═══ RECORD EXTRACTS ═══

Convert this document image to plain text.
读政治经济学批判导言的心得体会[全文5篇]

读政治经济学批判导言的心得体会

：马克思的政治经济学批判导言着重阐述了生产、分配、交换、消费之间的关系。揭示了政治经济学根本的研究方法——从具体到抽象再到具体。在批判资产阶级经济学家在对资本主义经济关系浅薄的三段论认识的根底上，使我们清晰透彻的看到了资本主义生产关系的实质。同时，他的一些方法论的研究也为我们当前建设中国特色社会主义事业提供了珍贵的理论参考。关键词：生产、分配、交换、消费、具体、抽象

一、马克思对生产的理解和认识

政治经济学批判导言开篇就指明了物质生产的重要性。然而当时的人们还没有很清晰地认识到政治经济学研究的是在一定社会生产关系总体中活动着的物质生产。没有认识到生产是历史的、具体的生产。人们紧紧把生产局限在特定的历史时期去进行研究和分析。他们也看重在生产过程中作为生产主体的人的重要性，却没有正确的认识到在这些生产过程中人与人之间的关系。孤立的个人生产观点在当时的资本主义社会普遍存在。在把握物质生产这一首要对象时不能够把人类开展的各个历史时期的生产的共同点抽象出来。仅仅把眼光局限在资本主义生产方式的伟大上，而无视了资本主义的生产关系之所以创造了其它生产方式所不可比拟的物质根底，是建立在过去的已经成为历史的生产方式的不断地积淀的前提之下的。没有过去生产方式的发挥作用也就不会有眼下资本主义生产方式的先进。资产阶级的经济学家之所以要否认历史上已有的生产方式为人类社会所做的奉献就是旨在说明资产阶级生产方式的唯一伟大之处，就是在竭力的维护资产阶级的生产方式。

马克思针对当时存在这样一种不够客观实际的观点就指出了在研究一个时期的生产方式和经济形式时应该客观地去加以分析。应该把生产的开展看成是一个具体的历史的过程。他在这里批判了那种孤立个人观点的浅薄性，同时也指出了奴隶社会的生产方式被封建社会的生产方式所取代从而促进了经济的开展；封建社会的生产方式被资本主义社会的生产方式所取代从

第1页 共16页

═══

# WORK TO BE COMPLETED:
Using the listing above, reproduce each line without omission.

# RESULT OF THE EXERCISE:
Convert this document image to plain text.
读政治经济学批判导言的心得体会[全文5篇]

读政治经济学批判导言的心得体会

：马克思的政治经济学批判导言着重阐述了生产、分配、交换、消费之间的关系。揭示了政治经济学根本的研究方法——从具体到抽象再到具体。在批判资产阶级经济学家在对资本主义经济关系浅薄的三段论认识的根底上，使我们清晰透彻的看到了资本主义生产关系的实质。同时，他的一些方法论的研究也为我们当前建设中国特色社会主义事业提供了珍贵的理论参考。关键词：生产、分配、交换、消费、具体、抽象

一、马克思对生产的理解和认识

政治经济学批判导言开篇就指明了物质生产的重要性。然而当时的人们还没有很清晰地认识到政治经济学研究的是在一定社会生产关系总体中活动着的物质生产。没有认识到生产是历史的、具体的生产。人们紧紧把生产局限在特定的历史时期去进行研究和分析。他们也看重在生产过程中作为生产主体的人的重要性，却没有正确的认识到在这些生产过程中人与人之间的关系。孤立的个人生产观点在当时的资本主义社会普遍存在。在把握物质生产这一首要对象时不能够把人类开展的各个历史时期的生产的共同点抽象出来。仅仅把眼光局限在资本主义生产方式的伟大上，而无视了资本主义的生产关系之所以创造了其它生产方式所不可比拟的物质根底，是建立在过去的已经成为历史的生产方式的不断地积淀的前提之下的。没有过去生产方式的发挥作用也就不会有眼下资本主义生产方式的先进。资产阶级的经济学家之所以要否认历史上已有的生产方式为人类社会所做的奉献就是旨在说明资产阶级生产方式的唯一伟大之处，就是在竭力的维护资产阶级的生产方式。

马克思针对当时存在这样一种不够客观实际的观点就指出了在研究一个时期的生产方式和经济形式时应该客观地去加以分析。应该把生产的开展看成是一个具体的历史的过程。他在这里批判了那种孤立个人观点的浅薄性，同时也指出了奴隶社会的生产方式被封建社会的生产方式所取代从而促进了经济的开展；封建社会的生产方式被资本主义社会的生产方式所取代从

第1页 共16页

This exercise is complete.